Problem to solve - Copy the material that follows word for word and omit its pictures.

Extracted records:
## begin

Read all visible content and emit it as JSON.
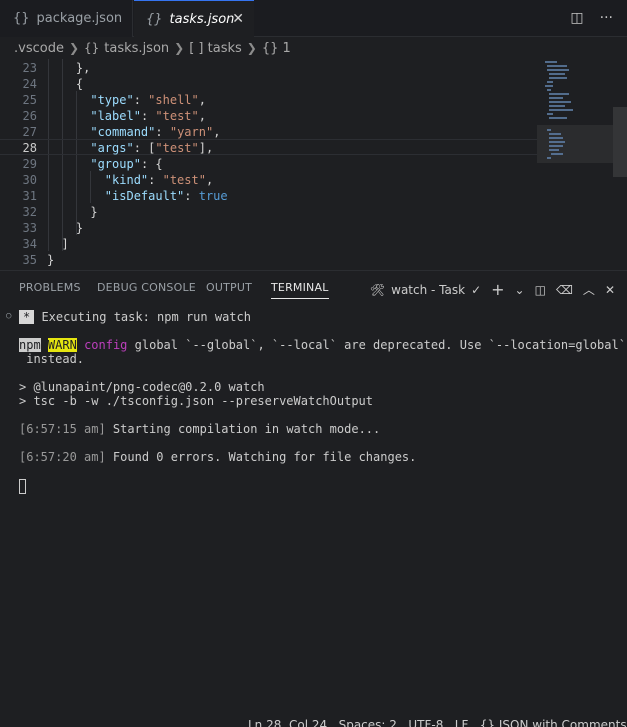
{
  "tabs": [
    {
      "label": "package.json",
      "icon": "braces-icon"
    },
    {
      "label": "tasks.json",
      "icon": "braces-icon",
      "close": "✕"
    }
  ],
  "tab_actions": {
    "split": "▯▯",
    "more": "···"
  },
  "breadcrumb": {
    "folder": ".vscode",
    "file": "tasks.json",
    "array": "[ ] tasks",
    "object": "{} 1"
  },
  "editor": {
    "line_numbers": [
      "23",
      "24",
      "25",
      "26",
      "27",
      "28",
      "29",
      "30",
      "31",
      "32",
      "33",
      "34",
      "35"
    ],
    "active_line": "28"
  },
  "panel": {
    "tabs": [
      "PROBLEMS",
      "DEBUG CONSOLE",
      "OUTPUT",
      "TERMINAL"
    ],
    "active_tab": "TERMINAL",
    "task_label": "watch - Task",
    "actions": {
      "check": "✓",
      "add": "+",
      "chevron": "⌄",
      "split": "◫",
      "trash": "🗑",
      "up": "︿",
      "close": "✕"
    }
  },
  "terminal": {
    "star": "*",
    "executing": " Executing task: npm run watch",
    "npm": "npm",
    "warn": "WARN",
    "config": "config",
    "warn_rest": " global `--global`, `--local` are deprecated. Use `--location=global`",
    "instead": " instead.",
    "cmd1": "> @lunapaint/png-codec@0.2.0 watch",
    "cmd2": "> tsc -b -w ./tsconfig.json --preserveWatchOutput",
    "ts1": "[6:57:15 am]",
    "msg1": " Starting compilation in watch mode...",
    "ts2": "[6:57:20 am]",
    "msg2": " Found 0 errors. Watching for file changes."
  },
  "status": {
    "text": "Ln 28, Col 24   Spaces: 2   UTF-8   LF   {} JSON with Comments"
  }
}
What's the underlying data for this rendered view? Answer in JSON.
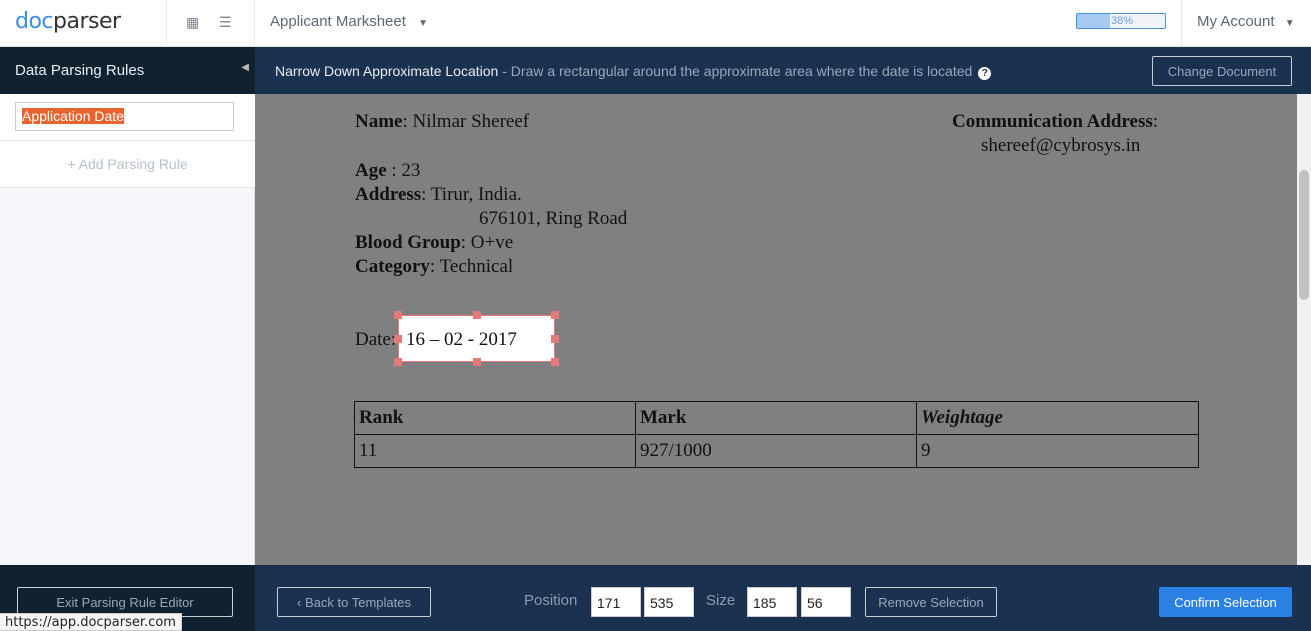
{
  "topbar": {
    "logo_a": "doc",
    "logo_b": "parser",
    "template": "Applicant Marksheet",
    "progress_percent": 38,
    "progress_label": "38%",
    "account": "My Account"
  },
  "sidebar": {
    "title": "Data Parsing Rules",
    "rule_value": "Application Date",
    "add_rule": "+ Add Parsing Rule",
    "exit": "Exit Parsing Rule Editor"
  },
  "main": {
    "title": "Narrow Down Approximate Location",
    "subtitle": " - Draw a rectangular around the approximate area where the date is located",
    "change_doc": "Change Document"
  },
  "document": {
    "name_label": "Name",
    "name": ": Nilmar Shereef",
    "comm_label": "Communication Address",
    "comm_colon": ":",
    "email": "shereef@cybrosys.in",
    "age_label": "Age",
    "age": " : 23",
    "addr_label": "Address",
    "addr1": ": Tirur, India.",
    "addr2": "676101, Ring Road",
    "blood_label": "Blood Group",
    "blood": ": O+ve",
    "cat_label": "Category",
    "cat": ": Technical",
    "date_label": "Date:",
    "date": "16 – 02 - 2017",
    "table": {
      "headers": [
        "Rank",
        "Mark",
        "Weightage"
      ],
      "row": [
        "11",
        "927/1000",
        "9"
      ]
    }
  },
  "footer": {
    "back": "Back to Templates",
    "position_label": "Position",
    "pos_x": "171",
    "pos_y": "535",
    "size_label": "Size",
    "size_w": "185",
    "size_h": "56",
    "remove": "Remove Selection",
    "confirm": "Confirm Selection"
  },
  "status_url": "https://app.docparser.com"
}
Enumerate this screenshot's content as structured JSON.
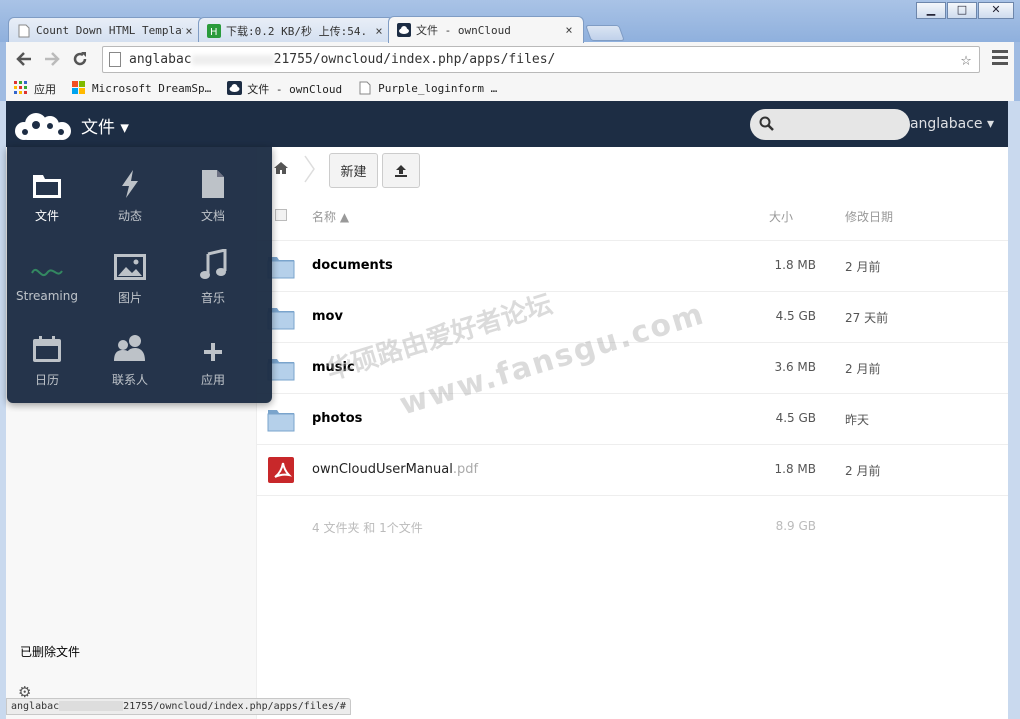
{
  "browser": {
    "tabs": [
      {
        "title": "Count Down HTML Templat",
        "close": "×"
      },
      {
        "title": "下载:0.2 KB/秒 上传:54.",
        "close": "×"
      },
      {
        "title": "文件 - ownCloud",
        "close": "×"
      }
    ],
    "url_prefix": "anglabac",
    "url_suffix": "21755/owncloud/index.php/apps/files/",
    "bookmarks": [
      {
        "label": "应用"
      },
      {
        "label": "Microsoft DreamSp…"
      },
      {
        "label": "文件 - ownCloud"
      },
      {
        "label": "Purple_loginform …"
      }
    ],
    "status_prefix": "anglabac",
    "status_suffix": "21755/owncloud/index.php/apps/files/#"
  },
  "header": {
    "app_name": "文件 ▾",
    "user": "anglabace ▾"
  },
  "app_menu": [
    {
      "label": "文件",
      "icon": "folder-icon",
      "active": true
    },
    {
      "label": "动态",
      "icon": "activity-icon",
      "active": false
    },
    {
      "label": "文档",
      "icon": "document-icon",
      "active": false
    },
    {
      "label": "Streaming",
      "icon": "streaming-icon",
      "active": false
    },
    {
      "label": "图片",
      "icon": "image-icon",
      "active": false
    },
    {
      "label": "音乐",
      "icon": "music-icon",
      "active": false
    },
    {
      "label": "日历",
      "icon": "calendar-icon",
      "active": false
    },
    {
      "label": "联系人",
      "icon": "contacts-icon",
      "active": false
    },
    {
      "label": "应用",
      "icon": "plus-icon",
      "active": false
    }
  ],
  "sidebar": {
    "deleted_files": "已删除文件"
  },
  "controls": {
    "new_label": "新建"
  },
  "table": {
    "headers": {
      "name": "名称 ▲",
      "size": "大小",
      "modified": "修改日期"
    },
    "rows": [
      {
        "name": "documents",
        "ext": "",
        "type": "folder",
        "size": "1.8 MB",
        "date": "2 月前"
      },
      {
        "name": "mov",
        "ext": "",
        "type": "folder",
        "size": "4.5 GB",
        "date": "27 天前"
      },
      {
        "name": "music",
        "ext": "",
        "type": "folder",
        "size": "3.6 MB",
        "date": "2 月前"
      },
      {
        "name": "photos",
        "ext": "",
        "type": "folder",
        "size": "4.5 GB",
        "date": "昨天"
      },
      {
        "name": "ownCloudUserManual",
        "ext": ".pdf",
        "type": "pdf",
        "size": "1.8 MB",
        "date": "2 月前"
      }
    ],
    "summary": {
      "text": "4 文件夹 和 1个文件",
      "size": "8.9 GB"
    }
  },
  "watermark": {
    "line1": "华硕路由爱好者论坛",
    "line2": "www.fansgu.com"
  }
}
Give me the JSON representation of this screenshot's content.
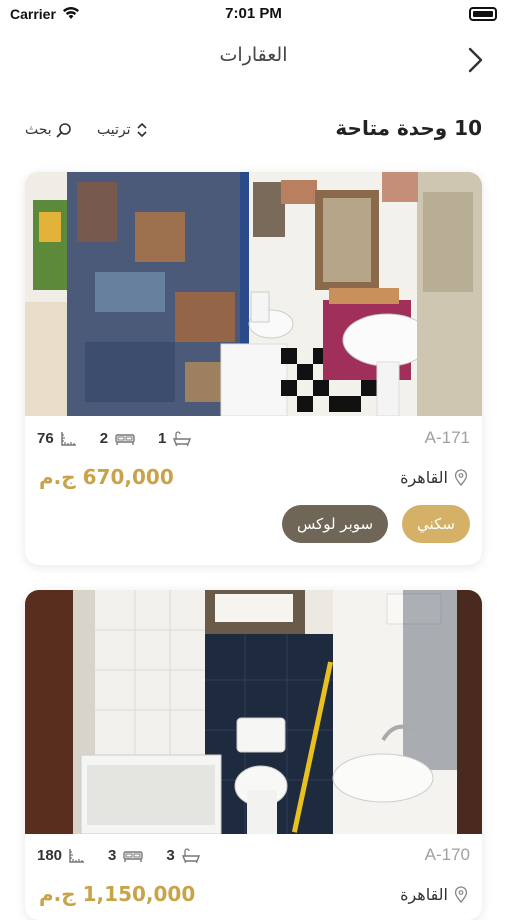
{
  "status": {
    "carrier": "Carrier",
    "time": "7:01 PM"
  },
  "nav": {
    "title": "العقارات",
    "back_icon": "chevron-right-icon"
  },
  "toolbar": {
    "count": "10 وحدة متاحة",
    "sort_label": "ترتيب",
    "search_label": "بحث"
  },
  "colors": {
    "accent": "#c9a34a",
    "tag_gold": "#d4b167",
    "tag_dark": "#6f6657"
  },
  "listings": [
    {
      "code": "A-171",
      "area": "76",
      "bedrooms": "2",
      "bathrooms": "1",
      "price": "670,000 ج.م",
      "location": "القاهرة",
      "tags": [
        "سكني",
        "سوبر لوكس"
      ]
    },
    {
      "code": "A-170",
      "area": "180",
      "bedrooms": "3",
      "bathrooms": "3",
      "price": "1,150,000 ج.م",
      "location": "القاهرة"
    }
  ]
}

## end

Result -
Read all visible content and emit it as JSON.
{
  "tabs": [
    {
      "label": "package.json",
      "icon": "braces-icon"
    },
    {
      "label": "tasks.json",
      "icon": "braces-icon",
      "close": "✕"
    }
  ],
  "tab_actions": {
    "split": "▯▯",
    "more": "···"
  },
  "breadcrumb": {
    "folder": ".vscode",
    "file": "tasks.json",
    "array": "[ ] tasks",
    "object": "{} 1"
  },
  "editor": {
    "line_numbers": [
      "23",
      "24",
      "25",
      "26",
      "27",
      "28",
      "29",
      "30",
      "31",
      "32",
      "33",
      "34",
      "35"
    ],
    "active_line": "28"
  },
  "panel": {
    "tabs": [
      "PROBLEMS",
      "DEBUG CONSOLE",
      "OUTPUT",
      "TERMINAL"
    ],
    "active_tab": "TERMINAL",
    "task_label": "watch - Task",
    "actions": {
      "check": "✓",
      "add": "+",
      "chevron": "⌄",
      "split": "◫",
      "trash": "🗑",
      "up": "︿",
      "close": "✕"
    }
  },
  "terminal": {
    "star": "*",
    "executing": " Executing task: npm run watch",
    "npm": "npm",
    "warn": "WARN",
    "config": "config",
    "warn_rest": " global `--global`, `--local` are deprecated. Use `--location=global`",
    "instead": " instead.",
    "cmd1": "> @lunapaint/png-codec@0.2.0 watch",
    "cmd2": "> tsc -b -w ./tsconfig.json --preserveWatchOutput",
    "ts1": "[6:57:15 am]",
    "msg1": " Starting compilation in watch mode...",
    "ts2": "[6:57:20 am]",
    "msg2": " Found 0 errors. Watching for file changes."
  },
  "status": {
    "text": "Ln 28, Col 24   Spaces: 2   UTF-8   LF   {} JSON with Comments"
  }
}
What's the underlying data for this rendered view? Answer in JSON.
{
  "topbar": {
    "logo_a": "doc",
    "logo_b": "parser",
    "template": "Applicant Marksheet",
    "progress_percent": 38,
    "progress_label": "38%",
    "account": "My Account"
  },
  "sidebar": {
    "title": "Data Parsing Rules",
    "rule_value": "Application Date",
    "add_rule": "+ Add Parsing Rule",
    "exit": "Exit Parsing Rule Editor"
  },
  "main": {
    "title": "Narrow Down Approximate Location",
    "subtitle": " - Draw a rectangular around the approximate area where the date is located",
    "change_doc": "Change Document"
  },
  "document": {
    "name_label": "Name",
    "name": ": Nilmar Shereef",
    "comm_label": "Communication Address",
    "comm_colon": ":",
    "email": "shereef@cybrosys.in",
    "age_label": "Age",
    "age": " : 23",
    "addr_label": "Address",
    "addr1": ": Tirur, India.",
    "addr2": "676101, Ring Road",
    "blood_label": "Blood Group",
    "blood": ": O+ve",
    "cat_label": "Category",
    "cat": ": Technical",
    "date_label": "Date:",
    "date": "16 – 02 - 2017",
    "table": {
      "headers": [
        "Rank",
        "Mark",
        "Weightage"
      ],
      "row": [
        "11",
        "927/1000",
        "9"
      ]
    }
  },
  "footer": {
    "back": "Back to Templates",
    "position_label": "Position",
    "pos_x": "171",
    "pos_y": "535",
    "size_label": "Size",
    "size_w": "185",
    "size_h": "56",
    "remove": "Remove Selection",
    "confirm": "Confirm Selection"
  },
  "status_url": "https://app.docparser.com"
}
Enumerate this screenshot's content as structured JSON.
{
  "browser": {
    "tabs": [
      {
        "title": "Count Down HTML Templat",
        "close": "×"
      },
      {
        "title": "下载:0.2 KB/秒 上传:54.",
        "close": "×"
      },
      {
        "title": "文件 - ownCloud",
        "close": "×"
      }
    ],
    "url_prefix": "anglabac",
    "url_suffix": "21755/owncloud/index.php/apps/files/",
    "bookmarks": [
      {
        "label": "应用"
      },
      {
        "label": "Microsoft DreamSp…"
      },
      {
        "label": "文件 - ownCloud"
      },
      {
        "label": "Purple_loginform …"
      }
    ],
    "status_prefix": "anglabac",
    "status_suffix": "21755/owncloud/index.php/apps/files/#"
  },
  "header": {
    "app_name": "文件 ▾",
    "user": "anglabace ▾"
  },
  "app_menu": [
    {
      "label": "文件",
      "icon": "folder-icon",
      "active": true
    },
    {
      "label": "动态",
      "icon": "activity-icon",
      "active": false
    },
    {
      "label": "文档",
      "icon": "document-icon",
      "active": false
    },
    {
      "label": "Streaming",
      "icon": "streaming-icon",
      "active": false
    },
    {
      "label": "图片",
      "icon": "image-icon",
      "active": false
    },
    {
      "label": "音乐",
      "icon": "music-icon",
      "active": false
    },
    {
      "label": "日历",
      "icon": "calendar-icon",
      "active": false
    },
    {
      "label": "联系人",
      "icon": "contacts-icon",
      "active": false
    },
    {
      "label": "应用",
      "icon": "plus-icon",
      "active": false
    }
  ],
  "sidebar": {
    "deleted_files": "已删除文件"
  },
  "controls": {
    "new_label": "新建"
  },
  "table": {
    "headers": {
      "name": "名称 ▲",
      "size": "大小",
      "modified": "修改日期"
    },
    "rows": [
      {
        "name": "documents",
        "ext": "",
        "type": "folder",
        "size": "1.8 MB",
        "date": "2 月前"
      },
      {
        "name": "mov",
        "ext": "",
        "type": "folder",
        "size": "4.5 GB",
        "date": "27 天前"
      },
      {
        "name": "music",
        "ext": "",
        "type": "folder",
        "size": "3.6 MB",
        "date": "2 月前"
      },
      {
        "name": "photos",
        "ext": "",
        "type": "folder",
        "size": "4.5 GB",
        "date": "昨天"
      },
      {
        "name": "ownCloudUserManual",
        "ext": ".pdf",
        "type": "pdf",
        "size": "1.8 MB",
        "date": "2 月前"
      }
    ],
    "summary": {
      "text": "4 文件夹 和 1个文件",
      "size": "8.9 GB"
    }
  },
  "watermark": {
    "line1": "华硕路由爱好者论坛",
    "line2": "www.fansgu.com"
  }
}
Give me the JSON representation of this screenshot's content.
{
  "status": {
    "carrier": "Carrier",
    "time": "7:01 PM"
  },
  "nav": {
    "title": "العقارات",
    "back_icon": "chevron-right-icon"
  },
  "toolbar": {
    "count": "10 وحدة متاحة",
    "sort_label": "ترتيب",
    "search_label": "بحث"
  },
  "colors": {
    "accent": "#c9a34a",
    "tag_gold": "#d4b167",
    "tag_dark": "#6f6657"
  },
  "listings": [
    {
      "code": "A-171",
      "area": "76",
      "bedrooms": "2",
      "bathrooms": "1",
      "price": "670,000 ج.م",
      "location": "القاهرة",
      "tags": [
        "سكني",
        "سوبر لوكس"
      ]
    },
    {
      "code": "A-170",
      "area": "180",
      "bedrooms": "3",
      "bathrooms": "3",
      "price": "1,150,000 ج.م",
      "location": "القاهرة"
    }
  ]
}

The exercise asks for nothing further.